Excerpted data »
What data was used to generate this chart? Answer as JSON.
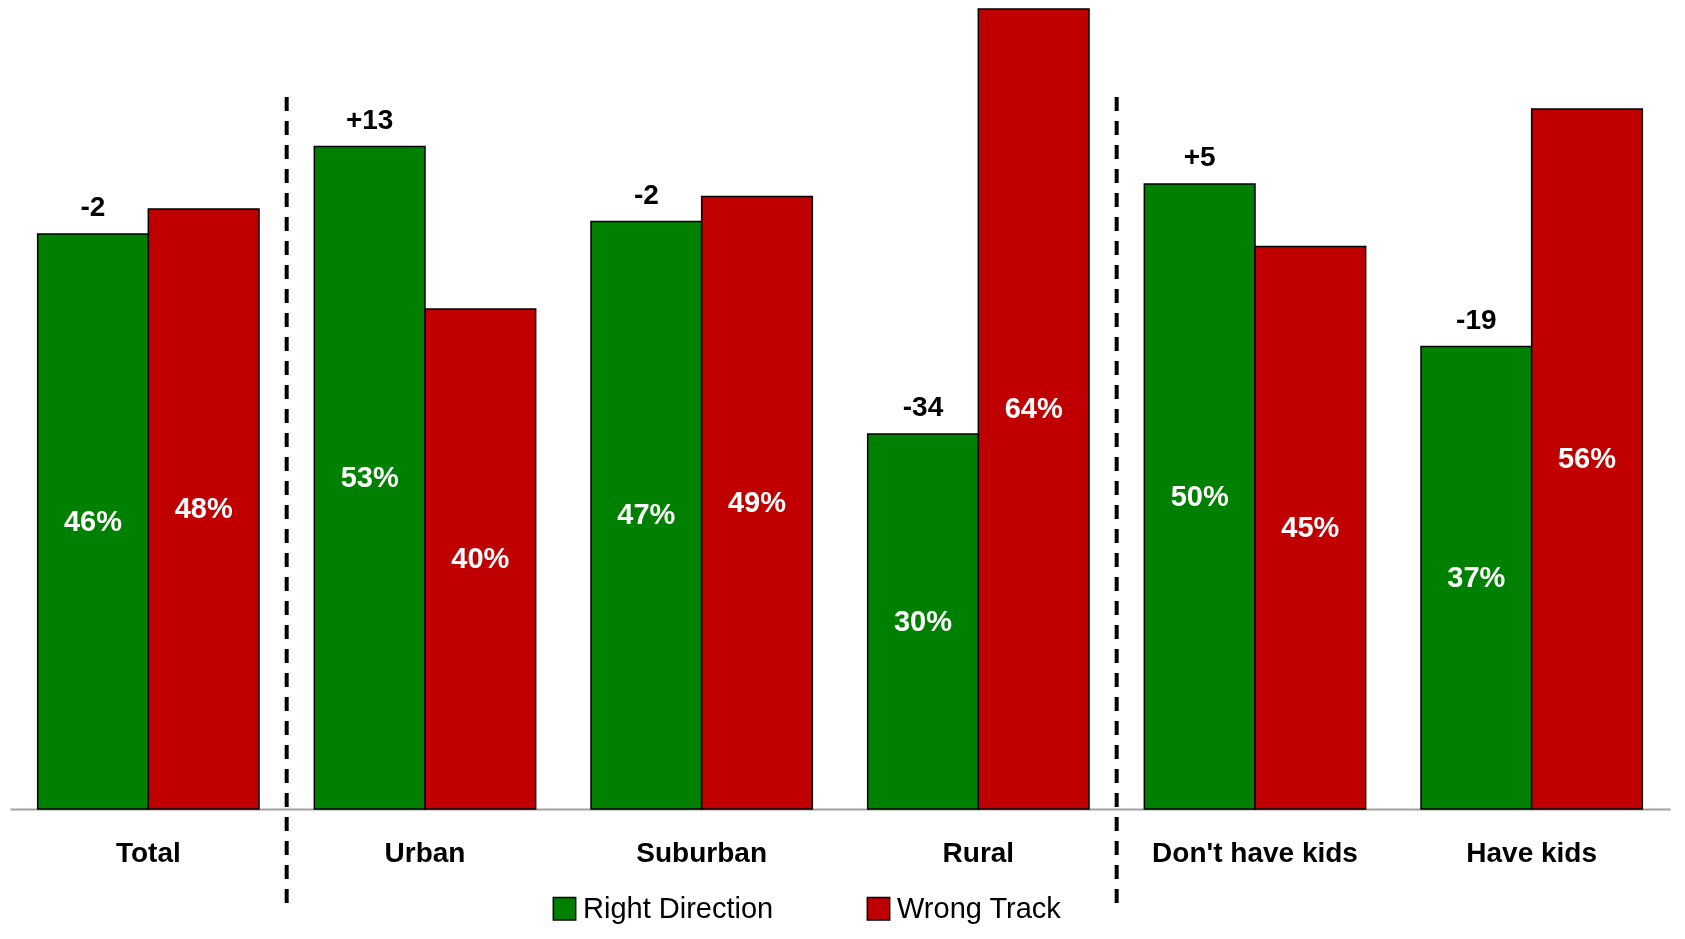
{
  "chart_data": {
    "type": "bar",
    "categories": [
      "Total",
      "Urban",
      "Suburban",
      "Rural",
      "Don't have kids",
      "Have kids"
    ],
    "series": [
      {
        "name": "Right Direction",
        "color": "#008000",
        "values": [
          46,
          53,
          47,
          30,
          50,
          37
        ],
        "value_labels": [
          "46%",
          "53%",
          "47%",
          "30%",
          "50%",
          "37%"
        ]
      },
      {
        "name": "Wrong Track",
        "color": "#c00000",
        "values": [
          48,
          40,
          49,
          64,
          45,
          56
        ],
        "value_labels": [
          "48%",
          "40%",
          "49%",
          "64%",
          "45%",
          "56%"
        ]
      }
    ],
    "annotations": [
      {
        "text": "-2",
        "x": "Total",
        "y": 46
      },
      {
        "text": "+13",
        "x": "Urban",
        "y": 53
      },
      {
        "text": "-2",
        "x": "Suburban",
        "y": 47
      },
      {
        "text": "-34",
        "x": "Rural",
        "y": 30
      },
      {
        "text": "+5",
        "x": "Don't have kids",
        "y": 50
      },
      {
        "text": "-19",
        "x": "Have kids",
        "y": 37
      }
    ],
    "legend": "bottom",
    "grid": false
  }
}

What you have to do » Gather all the lines that include the word "kids" and copy them out.

Solution to this exercise »
      "Don't have kids",
      "Have kids"
        "x": "Don't have kids",
        "x": "Have kids",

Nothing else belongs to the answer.